**SHORT EXERCISE:** Provide only the number of lines in the data below that contain the word "Tucumán".

☆ ☆ ☆ ☆

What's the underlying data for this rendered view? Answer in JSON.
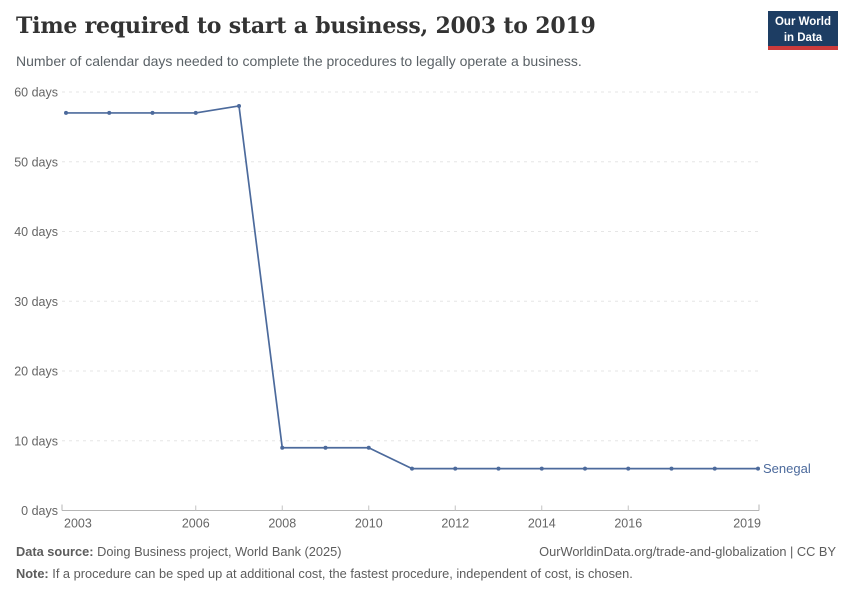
{
  "header": {
    "title": "Time required to start a business, 2003 to 2019",
    "subtitle": "Number of calendar days needed to complete the procedures to legally operate a business.",
    "logo": {
      "line1": "Our World",
      "line2": "in Data",
      "bg_color": "#1d3d63",
      "bar_color": "#cc3b3b"
    }
  },
  "chart_data": {
    "type": "line",
    "title": "Time required to start a business, 2003 to 2019",
    "xlabel": "",
    "ylabel": "",
    "xlim": [
      2003,
      2019
    ],
    "ylim": [
      0,
      60
    ],
    "x_ticks": [
      2003,
      2006,
      2008,
      2010,
      2012,
      2014,
      2016,
      2019
    ],
    "y_ticks": [
      0,
      10,
      20,
      30,
      40,
      50,
      60
    ],
    "y_tick_suffix": " days",
    "grid": "horizontal-dashed",
    "legend_position": "end-of-line",
    "colors": {
      "gridline": "#e6e6e6",
      "axis_line": "#b6b6b6",
      "tick": "#c2c2c2",
      "axis_text": "#666666"
    },
    "series": [
      {
        "name": "Senegal",
        "color": "#4c6a9c",
        "x": [
          2003,
          2004,
          2005,
          2006,
          2007,
          2008,
          2009,
          2010,
          2011,
          2012,
          2013,
          2014,
          2015,
          2016,
          2017,
          2018,
          2019
        ],
        "values": [
          57,
          57,
          57,
          57,
          58,
          9,
          9,
          9,
          6,
          6,
          6,
          6,
          6,
          6,
          6,
          6,
          6
        ]
      }
    ]
  },
  "footer": {
    "datasource_label": "Data source:",
    "datasource_value": " Doing Business project, World Bank (2025)",
    "link": "OurWorldinData.org/trade-and-globalization | CC BY",
    "note_label": "Note:",
    "note_value": " If a procedure can be sped up at additional cost, the fastest procedure, independent of cost, is chosen."
  }
}
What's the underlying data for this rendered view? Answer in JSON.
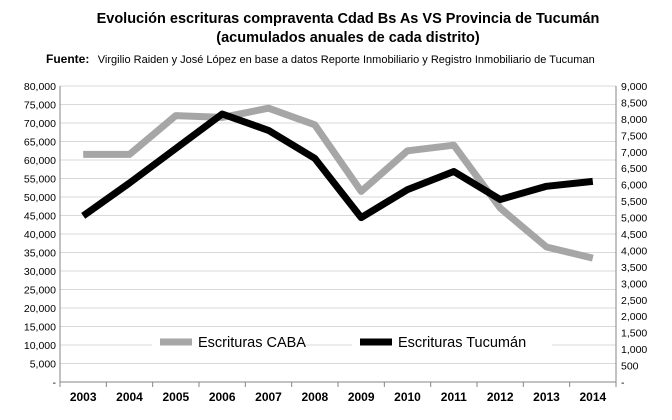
{
  "chart_data": {
    "type": "line",
    "title": "Evolución escrituras compraventa Cdad Bs As VS Provincia de Tucumán",
    "subtitle": "(acumulados anuales de cada distrito)",
    "source_label": "Fuente:",
    "source_text": "Virgilio Raiden y  José López en base a datos Reporte Inmobiliario y Registro Inmobiliario de Tucuman",
    "categories": [
      "2003",
      "2004",
      "2005",
      "2006",
      "2007",
      "2008",
      "2009",
      "2010",
      "2011",
      "2012",
      "2013",
      "2014"
    ],
    "y_left": {
      "ylim": [
        0,
        80000
      ],
      "ticks": [
        "-",
        "5,000",
        "10,000",
        "15,000",
        "20,000",
        "25,000",
        "30,000",
        "35,000",
        "40,000",
        "45,000",
        "50,000",
        "55,000",
        "60,000",
        "65,000",
        "70,000",
        "75,000",
        "80,000"
      ]
    },
    "y_right": {
      "ylim": [
        0,
        9000
      ],
      "ticks": [
        "-",
        "500",
        "1,000",
        "1,500",
        "2,000",
        "2,500",
        "3,000",
        "3,500",
        "4,000",
        "4,500",
        "5,000",
        "5,500",
        "6,000",
        "6,500",
        "7,000",
        "7,500",
        "8,000",
        "8,500",
        "9,000"
      ]
    },
    "grid": true,
    "legend_placement": "bottom",
    "series": [
      {
        "name": "Escrituras CABA",
        "axis": "left",
        "color": "#a6a6a6",
        "values": [
          61500,
          61500,
          72000,
          71500,
          74000,
          69500,
          51500,
          62500,
          64000,
          47000,
          36500,
          33500
        ]
      },
      {
        "name": "Escrituras Tucumán",
        "axis": "right",
        "color": "#000000",
        "values": [
          5050,
          6050,
          7100,
          8150,
          7650,
          6800,
          5000,
          5850,
          6400,
          5550,
          5950,
          6100
        ]
      }
    ]
  }
}
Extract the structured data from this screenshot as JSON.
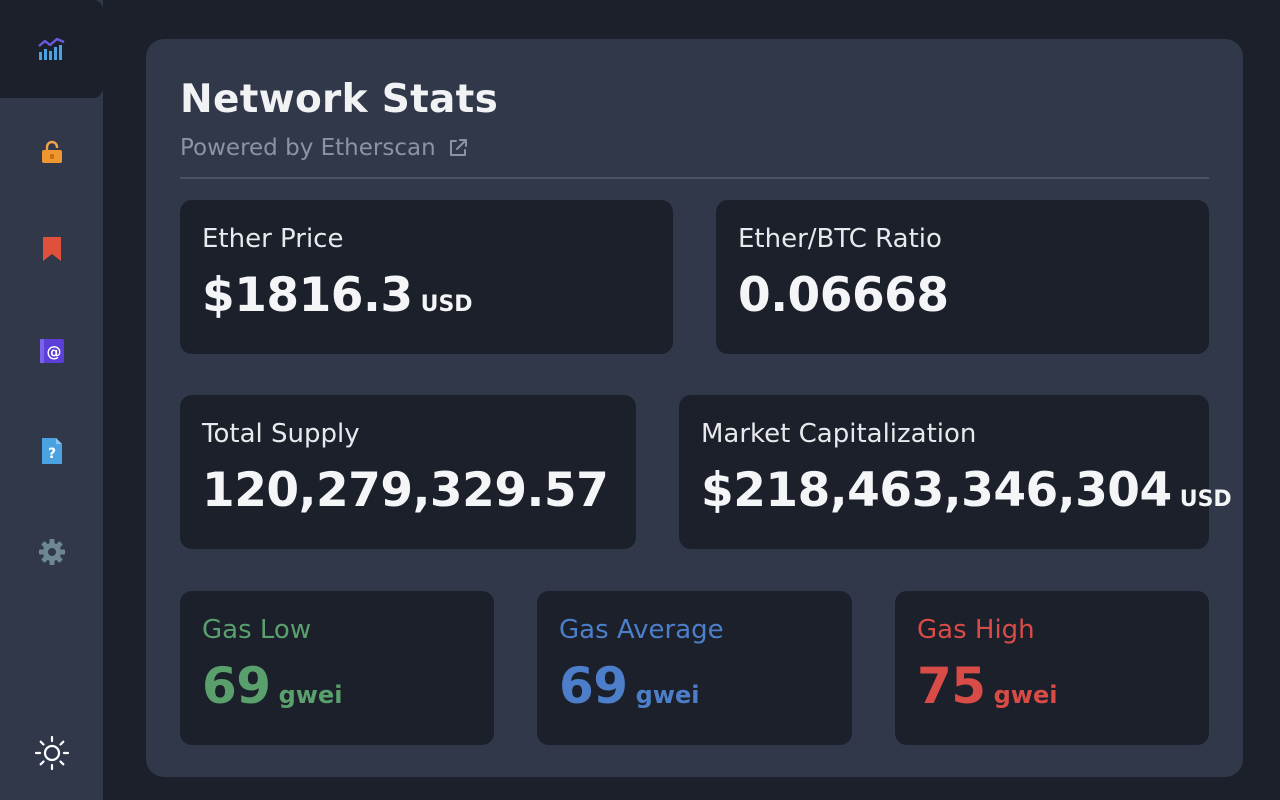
{
  "sidebar": {
    "items": [
      {
        "icon": "chart-icon",
        "active": true
      },
      {
        "icon": "lock-icon",
        "active": false
      },
      {
        "icon": "bookmark-icon",
        "active": false
      },
      {
        "icon": "at-sign-icon",
        "active": false
      },
      {
        "icon": "help-document-icon",
        "active": false
      },
      {
        "icon": "gear-icon",
        "active": false
      }
    ],
    "theme_toggle_icon": "sun-icon"
  },
  "header": {
    "title": "Network Stats",
    "subtitle": "Powered by Etherscan",
    "subtitle_icon": "external-link-icon"
  },
  "stats": {
    "ether_price": {
      "label": "Ether Price",
      "value": "$1816.3",
      "unit": "USD"
    },
    "ether_btc_ratio": {
      "label": "Ether/BTC Ratio",
      "value": "0.06668"
    },
    "total_supply": {
      "label": "Total Supply",
      "value": "120,279,329.57"
    },
    "market_cap": {
      "label": "Market Capitalization",
      "value": "$218,463,346,304",
      "unit": "USD"
    }
  },
  "gas": {
    "low": {
      "label": "Gas Low",
      "value": "69",
      "unit": "gwei",
      "color": "#5aa06d"
    },
    "average": {
      "label": "Gas Average",
      "value": "69",
      "unit": "gwei",
      "color": "#4c7ec9"
    },
    "high": {
      "label": "Gas High",
      "value": "75",
      "unit": "gwei",
      "color": "#d94b46"
    }
  },
  "colors": {
    "background": "#1c202b",
    "panel": "#30384a",
    "accent_orange": "#f0962e",
    "accent_red": "#e0513b",
    "accent_purple": "#5b3fd6",
    "accent_blue": "#4aa3e0"
  }
}
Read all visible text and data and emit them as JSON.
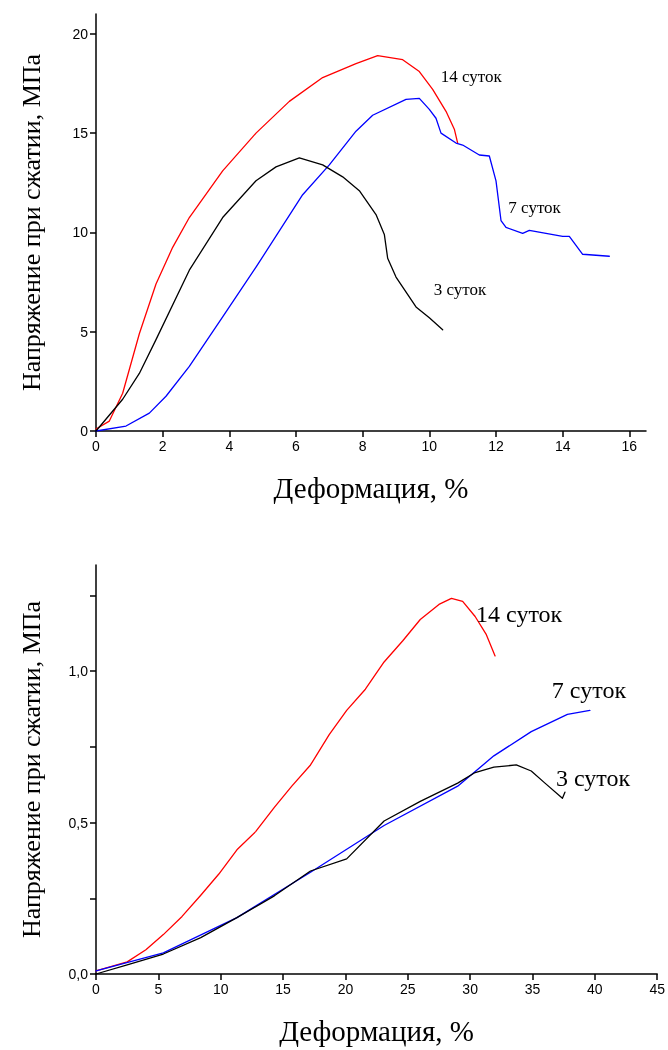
{
  "chart_data": [
    {
      "type": "line",
      "xlabel": "Деформация, %",
      "ylabel": "Напряжение при сжатии, МПа",
      "xlim": [
        0,
        16.5
      ],
      "xticks": [
        0,
        2,
        4,
        6,
        8,
        10,
        12,
        14,
        16
      ],
      "ylim": [
        0,
        21
      ],
      "yticks": [
        0,
        5,
        10,
        15,
        20
      ],
      "grid": false,
      "legend": false,
      "marker": "none",
      "line_style": "solid",
      "series": [
        {
          "name": "14 суток",
          "color": "#ff0000",
          "x": [
            0,
            0.4,
            0.8,
            1.3,
            1.8,
            2.3,
            2.8,
            3.8,
            4.8,
            5.8,
            6.8,
            7.8,
            8.45,
            9.2,
            9.7,
            10.1,
            10.5,
            10.75,
            10.85
          ],
          "values": [
            0.1,
            0.5,
            1.9,
            4.9,
            7.4,
            9.25,
            10.75,
            13.1,
            15,
            16.6,
            17.8,
            18.5,
            18.9,
            18.7,
            18.1,
            17.2,
            16.1,
            15.2,
            14.5
          ]
        },
        {
          "name": "7 суток",
          "color": "#0000ff",
          "x": [
            0,
            0.9,
            1.6,
            2.1,
            2.8,
            3.8,
            4.8,
            6.2,
            7,
            7.8,
            8.3,
            9.3,
            9.7,
            10,
            10.2,
            10.35,
            10.8,
            11,
            11.5,
            11.8,
            12,
            12.15,
            12.3,
            12.8,
            13,
            14,
            14.2,
            14.6,
            15,
            15.4
          ],
          "values": [
            0,
            0.25,
            0.9,
            1.75,
            3.25,
            5.75,
            8.25,
            11.9,
            13.4,
            15.1,
            15.9,
            16.7,
            16.75,
            16.2,
            15.75,
            15,
            14.5,
            14.4,
            13.9,
            13.85,
            12.6,
            10.6,
            10.25,
            9.95,
            10.1,
            9.8,
            9.8,
            8.9,
            8.85,
            8.8
          ]
        },
        {
          "name": "3 суток",
          "color": "#000000",
          "x": [
            0,
            0.8,
            1.3,
            1.8,
            2.8,
            3.8,
            4.8,
            5.4,
            6.1,
            6.8,
            7.4,
            7.9,
            8.4,
            8.65,
            8.75,
            9,
            9.6,
            10,
            10.4
          ],
          "values": [
            0,
            1.6,
            2.9,
            4.6,
            8.1,
            10.75,
            12.6,
            13.3,
            13.75,
            13.4,
            12.8,
            12.1,
            10.9,
            9.9,
            8.7,
            7.75,
            6.25,
            5.7,
            5.1
          ]
        }
      ]
    },
    {
      "type": "line",
      "xlabel": "Деформация, %",
      "ylabel": "Напряжение при сжатии, МПа",
      "xlim": [
        0,
        45
      ],
      "xticks": [
        0,
        5,
        10,
        15,
        20,
        25,
        30,
        35,
        40,
        45
      ],
      "ylim": [
        0,
        1.35
      ],
      "yticks": [
        {
          "value": 0,
          "label": "0,0"
        },
        {
          "value": 0.25,
          "label": null
        },
        {
          "value": 0.5,
          "label": "0,5"
        },
        {
          "value": 0.75,
          "label": null
        },
        {
          "value": 1,
          "label": "1,0"
        },
        {
          "value": 1.25,
          "label": null
        }
      ],
      "grid": false,
      "legend": false,
      "marker": "none",
      "line_style": "solid",
      "series": [
        {
          "name": "14 суток",
          "color": "#ff0000",
          "x": [
            0,
            2.5,
            4,
            5.4,
            6.9,
            8.4,
            9.85,
            11.3,
            12.8,
            14.3,
            15.7,
            17.2,
            18.7,
            20.1,
            21.6,
            23.1,
            24.6,
            26,
            27.5,
            28.5,
            29.4,
            30.4,
            31.3,
            32
          ],
          "values": [
            0.01,
            0.04,
            0.08,
            0.13,
            0.19,
            0.26,
            0.33,
            0.41,
            0.47,
            0.55,
            0.62,
            0.69,
            0.79,
            0.87,
            0.94,
            1.03,
            1.1,
            1.17,
            1.22,
            1.24,
            1.23,
            1.18,
            1.12,
            1.05
          ]
        },
        {
          "name": "7 суток",
          "color": "#0000ff",
          "x": [
            0,
            5.4,
            11.3,
            17.2,
            23.1,
            29,
            31.9,
            34.9,
            37.8,
            39.6
          ],
          "values": [
            0.01,
            0.07,
            0.186,
            0.336,
            0.49,
            0.62,
            0.72,
            0.8,
            0.857,
            0.87
          ]
        },
        {
          "name": "3 суток",
          "color": "#000000",
          "x": [
            0,
            2.5,
            5.4,
            8.4,
            11.3,
            14.3,
            17.2,
            20.1,
            23.1,
            26,
            29,
            30.4,
            31.9,
            33.7,
            34.9,
            36,
            37.4,
            37.6
          ],
          "values": [
            0,
            0.03,
            0.066,
            0.12,
            0.186,
            0.258,
            0.34,
            0.38,
            0.505,
            0.57,
            0.63,
            0.665,
            0.683,
            0.69,
            0.67,
            0.63,
            0.58,
            0.6
          ]
        }
      ]
    }
  ]
}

☆ ☆ ☆ ☆

**RESPONSE TO THE TASK:** 2